Stored dataset items
>>>>
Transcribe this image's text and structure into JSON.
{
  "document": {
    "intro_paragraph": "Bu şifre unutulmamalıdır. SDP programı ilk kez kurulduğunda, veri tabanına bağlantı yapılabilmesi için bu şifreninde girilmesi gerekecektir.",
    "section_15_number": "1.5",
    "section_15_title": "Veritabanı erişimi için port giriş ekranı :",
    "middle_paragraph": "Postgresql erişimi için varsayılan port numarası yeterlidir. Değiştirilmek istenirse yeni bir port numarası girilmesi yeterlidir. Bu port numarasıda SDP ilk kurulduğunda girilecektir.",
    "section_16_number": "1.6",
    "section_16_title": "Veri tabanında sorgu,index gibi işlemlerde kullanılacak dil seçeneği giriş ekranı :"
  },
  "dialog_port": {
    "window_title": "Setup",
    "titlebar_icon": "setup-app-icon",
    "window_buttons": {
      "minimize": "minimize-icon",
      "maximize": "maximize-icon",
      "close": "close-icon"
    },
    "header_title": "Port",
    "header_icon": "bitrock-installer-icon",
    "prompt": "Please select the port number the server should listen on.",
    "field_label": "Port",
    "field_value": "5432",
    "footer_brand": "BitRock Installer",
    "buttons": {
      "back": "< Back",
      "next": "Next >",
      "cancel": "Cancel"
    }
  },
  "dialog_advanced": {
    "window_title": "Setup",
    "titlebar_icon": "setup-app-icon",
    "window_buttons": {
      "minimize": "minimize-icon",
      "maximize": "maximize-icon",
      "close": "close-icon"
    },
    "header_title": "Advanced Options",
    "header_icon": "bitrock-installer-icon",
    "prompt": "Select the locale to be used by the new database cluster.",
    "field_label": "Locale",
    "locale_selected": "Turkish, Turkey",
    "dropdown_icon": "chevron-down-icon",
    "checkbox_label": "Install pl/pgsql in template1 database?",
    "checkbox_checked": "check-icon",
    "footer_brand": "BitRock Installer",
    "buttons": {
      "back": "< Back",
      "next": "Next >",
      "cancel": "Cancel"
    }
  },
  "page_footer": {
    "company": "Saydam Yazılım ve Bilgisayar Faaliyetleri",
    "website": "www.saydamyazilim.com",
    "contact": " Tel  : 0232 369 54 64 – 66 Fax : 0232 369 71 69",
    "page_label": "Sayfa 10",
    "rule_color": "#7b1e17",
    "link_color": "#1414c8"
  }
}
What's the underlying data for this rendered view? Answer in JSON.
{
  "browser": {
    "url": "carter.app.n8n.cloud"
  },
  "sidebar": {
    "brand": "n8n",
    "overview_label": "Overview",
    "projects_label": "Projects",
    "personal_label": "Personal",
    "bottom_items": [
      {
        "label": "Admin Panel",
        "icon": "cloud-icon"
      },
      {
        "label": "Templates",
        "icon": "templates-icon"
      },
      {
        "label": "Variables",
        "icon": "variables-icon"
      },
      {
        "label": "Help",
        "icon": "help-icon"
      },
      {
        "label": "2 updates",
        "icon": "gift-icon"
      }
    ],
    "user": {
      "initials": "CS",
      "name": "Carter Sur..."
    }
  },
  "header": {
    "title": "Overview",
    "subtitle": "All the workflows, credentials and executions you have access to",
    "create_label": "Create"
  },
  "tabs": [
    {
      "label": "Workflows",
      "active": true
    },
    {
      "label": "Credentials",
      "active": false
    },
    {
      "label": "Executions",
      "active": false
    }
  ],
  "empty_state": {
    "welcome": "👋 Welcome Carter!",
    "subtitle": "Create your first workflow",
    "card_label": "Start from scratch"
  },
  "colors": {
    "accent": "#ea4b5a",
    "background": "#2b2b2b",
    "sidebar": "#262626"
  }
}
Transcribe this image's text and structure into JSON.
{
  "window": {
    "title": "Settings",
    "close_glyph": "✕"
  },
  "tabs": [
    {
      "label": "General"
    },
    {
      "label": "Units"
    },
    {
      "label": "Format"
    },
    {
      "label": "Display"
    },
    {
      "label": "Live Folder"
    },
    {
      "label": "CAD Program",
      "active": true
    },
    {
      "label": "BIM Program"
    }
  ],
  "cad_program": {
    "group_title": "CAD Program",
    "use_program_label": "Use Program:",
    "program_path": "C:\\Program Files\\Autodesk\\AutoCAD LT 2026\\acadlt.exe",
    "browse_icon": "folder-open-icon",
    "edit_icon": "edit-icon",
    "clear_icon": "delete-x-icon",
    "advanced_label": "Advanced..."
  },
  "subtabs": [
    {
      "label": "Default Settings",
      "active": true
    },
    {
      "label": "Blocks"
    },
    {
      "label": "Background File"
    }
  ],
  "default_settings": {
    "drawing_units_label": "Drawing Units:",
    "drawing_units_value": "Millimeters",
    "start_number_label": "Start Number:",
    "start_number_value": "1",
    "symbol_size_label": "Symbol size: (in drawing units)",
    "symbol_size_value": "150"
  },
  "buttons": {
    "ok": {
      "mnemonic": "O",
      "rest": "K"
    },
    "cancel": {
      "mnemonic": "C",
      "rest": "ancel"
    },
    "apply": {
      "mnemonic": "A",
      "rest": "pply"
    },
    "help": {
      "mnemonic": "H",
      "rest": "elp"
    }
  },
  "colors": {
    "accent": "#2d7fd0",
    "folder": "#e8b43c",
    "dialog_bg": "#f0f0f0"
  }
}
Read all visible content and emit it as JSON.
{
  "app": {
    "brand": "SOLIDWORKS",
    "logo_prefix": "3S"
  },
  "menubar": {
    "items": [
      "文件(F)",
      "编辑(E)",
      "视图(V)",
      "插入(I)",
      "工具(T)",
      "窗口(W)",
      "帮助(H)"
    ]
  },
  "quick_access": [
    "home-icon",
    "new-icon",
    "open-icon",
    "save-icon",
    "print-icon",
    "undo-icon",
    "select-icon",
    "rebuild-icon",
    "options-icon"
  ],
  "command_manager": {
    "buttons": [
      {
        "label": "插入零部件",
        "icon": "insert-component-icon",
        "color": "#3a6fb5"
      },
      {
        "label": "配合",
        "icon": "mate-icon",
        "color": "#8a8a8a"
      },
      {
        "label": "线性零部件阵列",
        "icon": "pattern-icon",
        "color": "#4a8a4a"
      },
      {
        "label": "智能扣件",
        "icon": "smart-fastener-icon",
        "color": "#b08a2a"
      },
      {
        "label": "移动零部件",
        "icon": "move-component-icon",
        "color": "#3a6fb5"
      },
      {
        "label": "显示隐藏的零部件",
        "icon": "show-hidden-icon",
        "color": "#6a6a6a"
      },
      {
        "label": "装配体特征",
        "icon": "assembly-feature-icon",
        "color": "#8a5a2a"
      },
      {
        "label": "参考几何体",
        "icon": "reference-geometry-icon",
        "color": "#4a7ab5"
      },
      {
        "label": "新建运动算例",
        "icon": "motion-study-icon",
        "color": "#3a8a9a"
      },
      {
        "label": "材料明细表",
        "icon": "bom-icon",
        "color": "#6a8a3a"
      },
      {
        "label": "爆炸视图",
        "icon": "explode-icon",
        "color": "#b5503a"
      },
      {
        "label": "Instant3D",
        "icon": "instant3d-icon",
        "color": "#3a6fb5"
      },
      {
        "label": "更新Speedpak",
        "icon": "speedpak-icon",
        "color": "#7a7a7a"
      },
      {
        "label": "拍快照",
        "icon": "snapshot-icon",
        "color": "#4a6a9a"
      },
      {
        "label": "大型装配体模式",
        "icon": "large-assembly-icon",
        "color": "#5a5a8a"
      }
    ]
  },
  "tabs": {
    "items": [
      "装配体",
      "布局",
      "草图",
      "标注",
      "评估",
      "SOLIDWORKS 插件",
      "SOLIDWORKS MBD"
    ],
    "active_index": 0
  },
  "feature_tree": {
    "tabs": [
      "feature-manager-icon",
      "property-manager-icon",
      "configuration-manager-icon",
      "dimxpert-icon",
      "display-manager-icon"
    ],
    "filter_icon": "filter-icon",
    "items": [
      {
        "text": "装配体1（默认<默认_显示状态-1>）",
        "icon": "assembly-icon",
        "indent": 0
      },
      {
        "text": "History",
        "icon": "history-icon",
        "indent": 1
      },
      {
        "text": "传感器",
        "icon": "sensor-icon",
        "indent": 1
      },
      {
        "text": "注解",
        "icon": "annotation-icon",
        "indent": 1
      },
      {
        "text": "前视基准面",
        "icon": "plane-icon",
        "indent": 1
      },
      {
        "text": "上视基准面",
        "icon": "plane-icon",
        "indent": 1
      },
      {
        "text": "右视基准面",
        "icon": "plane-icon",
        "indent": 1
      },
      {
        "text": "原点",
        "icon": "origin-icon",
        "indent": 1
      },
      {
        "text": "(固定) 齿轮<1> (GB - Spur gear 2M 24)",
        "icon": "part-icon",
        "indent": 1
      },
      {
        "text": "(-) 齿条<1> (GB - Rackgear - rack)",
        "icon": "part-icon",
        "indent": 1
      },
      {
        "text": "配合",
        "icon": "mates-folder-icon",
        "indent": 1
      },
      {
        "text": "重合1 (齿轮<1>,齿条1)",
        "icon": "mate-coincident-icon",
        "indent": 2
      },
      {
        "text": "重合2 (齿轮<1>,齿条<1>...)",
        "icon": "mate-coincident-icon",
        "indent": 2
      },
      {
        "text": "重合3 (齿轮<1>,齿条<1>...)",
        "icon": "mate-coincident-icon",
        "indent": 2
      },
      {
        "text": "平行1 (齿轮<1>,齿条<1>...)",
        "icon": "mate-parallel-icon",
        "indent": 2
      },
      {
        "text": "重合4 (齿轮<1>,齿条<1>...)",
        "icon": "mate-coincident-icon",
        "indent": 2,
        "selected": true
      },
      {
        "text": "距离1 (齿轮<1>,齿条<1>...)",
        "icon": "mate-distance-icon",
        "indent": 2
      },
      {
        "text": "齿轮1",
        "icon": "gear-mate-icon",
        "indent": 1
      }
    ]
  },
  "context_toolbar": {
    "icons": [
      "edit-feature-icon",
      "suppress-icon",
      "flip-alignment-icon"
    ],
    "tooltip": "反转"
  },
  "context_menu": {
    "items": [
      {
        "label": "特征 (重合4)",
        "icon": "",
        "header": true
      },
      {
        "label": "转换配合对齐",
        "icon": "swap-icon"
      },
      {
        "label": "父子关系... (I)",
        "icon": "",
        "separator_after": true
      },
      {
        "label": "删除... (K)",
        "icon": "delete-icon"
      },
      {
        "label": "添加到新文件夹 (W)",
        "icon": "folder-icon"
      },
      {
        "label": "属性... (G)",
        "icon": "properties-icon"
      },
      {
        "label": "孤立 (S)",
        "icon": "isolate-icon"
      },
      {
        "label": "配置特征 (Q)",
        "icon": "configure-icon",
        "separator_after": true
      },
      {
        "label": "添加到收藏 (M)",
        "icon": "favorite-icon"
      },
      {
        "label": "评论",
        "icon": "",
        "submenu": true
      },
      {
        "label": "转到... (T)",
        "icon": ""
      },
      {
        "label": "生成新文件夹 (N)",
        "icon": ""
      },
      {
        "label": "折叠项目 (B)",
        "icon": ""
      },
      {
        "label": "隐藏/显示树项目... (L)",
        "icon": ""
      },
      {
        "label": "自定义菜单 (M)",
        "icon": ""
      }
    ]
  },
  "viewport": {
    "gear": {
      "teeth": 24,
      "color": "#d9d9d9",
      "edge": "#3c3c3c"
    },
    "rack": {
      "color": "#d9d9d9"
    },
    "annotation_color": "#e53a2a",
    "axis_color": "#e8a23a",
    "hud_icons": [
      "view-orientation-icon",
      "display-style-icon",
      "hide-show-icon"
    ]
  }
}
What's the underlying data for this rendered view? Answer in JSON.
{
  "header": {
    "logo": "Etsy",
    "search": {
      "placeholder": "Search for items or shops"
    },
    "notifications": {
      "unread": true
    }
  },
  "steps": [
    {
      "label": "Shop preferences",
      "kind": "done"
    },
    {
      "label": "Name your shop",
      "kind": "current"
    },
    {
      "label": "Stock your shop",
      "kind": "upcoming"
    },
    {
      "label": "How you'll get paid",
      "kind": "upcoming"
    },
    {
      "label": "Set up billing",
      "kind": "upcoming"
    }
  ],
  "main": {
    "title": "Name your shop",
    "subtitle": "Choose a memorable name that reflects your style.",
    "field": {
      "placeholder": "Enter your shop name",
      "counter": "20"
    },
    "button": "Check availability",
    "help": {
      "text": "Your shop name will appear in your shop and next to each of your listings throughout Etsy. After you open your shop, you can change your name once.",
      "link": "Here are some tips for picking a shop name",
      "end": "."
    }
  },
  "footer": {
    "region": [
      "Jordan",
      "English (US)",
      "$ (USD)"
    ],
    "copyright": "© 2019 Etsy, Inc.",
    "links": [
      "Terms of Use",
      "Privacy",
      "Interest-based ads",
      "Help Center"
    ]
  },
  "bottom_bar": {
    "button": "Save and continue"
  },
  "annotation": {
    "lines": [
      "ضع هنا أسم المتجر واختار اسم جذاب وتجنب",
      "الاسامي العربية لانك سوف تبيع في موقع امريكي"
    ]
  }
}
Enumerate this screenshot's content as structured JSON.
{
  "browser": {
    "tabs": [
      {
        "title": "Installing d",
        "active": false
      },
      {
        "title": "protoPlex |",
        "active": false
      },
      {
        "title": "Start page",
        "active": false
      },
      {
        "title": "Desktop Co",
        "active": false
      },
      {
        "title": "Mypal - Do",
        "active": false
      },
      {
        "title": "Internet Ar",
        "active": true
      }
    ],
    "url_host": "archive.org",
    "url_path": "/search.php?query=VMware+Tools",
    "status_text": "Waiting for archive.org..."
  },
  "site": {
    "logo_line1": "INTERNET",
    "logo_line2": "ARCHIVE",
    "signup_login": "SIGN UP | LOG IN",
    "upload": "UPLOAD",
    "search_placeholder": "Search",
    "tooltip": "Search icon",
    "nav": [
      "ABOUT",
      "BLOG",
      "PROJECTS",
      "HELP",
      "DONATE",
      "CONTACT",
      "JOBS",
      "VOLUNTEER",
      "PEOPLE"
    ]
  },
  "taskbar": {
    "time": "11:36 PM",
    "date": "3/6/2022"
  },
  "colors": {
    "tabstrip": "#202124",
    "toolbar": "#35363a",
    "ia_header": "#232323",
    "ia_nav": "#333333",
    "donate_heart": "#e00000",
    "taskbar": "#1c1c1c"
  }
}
<<<<
*GIVEN EXERCISE*
Write out, word for word, the line containing "Enumerate this screenshot's" and every line after it to the end of the data above.

*EXERCISE OUTPUT*
Enumerate this screenshot's content as structured JSON.
{
  "browser": {
    "tabs": [
      {
        "title": "Installing d",
        "active": false
      },
      {
        "title": "protoPlex |",
        "active": false
      },
      {
        "title": "Start page",
        "active": false
      },
      {
        "title": "Desktop Co",
        "active": false
      },
      {
        "title": "Mypal - Do",
        "active": false
      },
      {
        "title": "Internet Ar",
        "active": true
      }
    ],
    "url_host": "archive.org",
    "url_path": "/search.php?query=VMware+Tools",
    "status_text": "Waiting for archive.org..."
  },
  "site": {
    "logo_line1": "INTERNET",
    "logo_line2": "ARCHIVE",
    "signup_login": "SIGN UP | LOG IN",
    "upload": "UPLOAD",
    "search_placeholder": "Search",
    "tooltip": "Search icon",
    "nav": [
      "ABOUT",
      "BLOG",
      "PROJECTS",
      "HELP",
      "DONATE",
      "CONTACT",
      "JOBS",
      "VOLUNTEER",
      "PEOPLE"
    ]
  },
  "taskbar": {
    "time": "11:36 PM",
    "date": "3/6/2022"
  },
  "colors": {
    "tabstrip": "#202124",
    "toolbar": "#35363a",
    "ia_header": "#232323",
    "ia_nav": "#333333",
    "donate_heart": "#e00000",
    "taskbar": "#1c1c1c"
  }
}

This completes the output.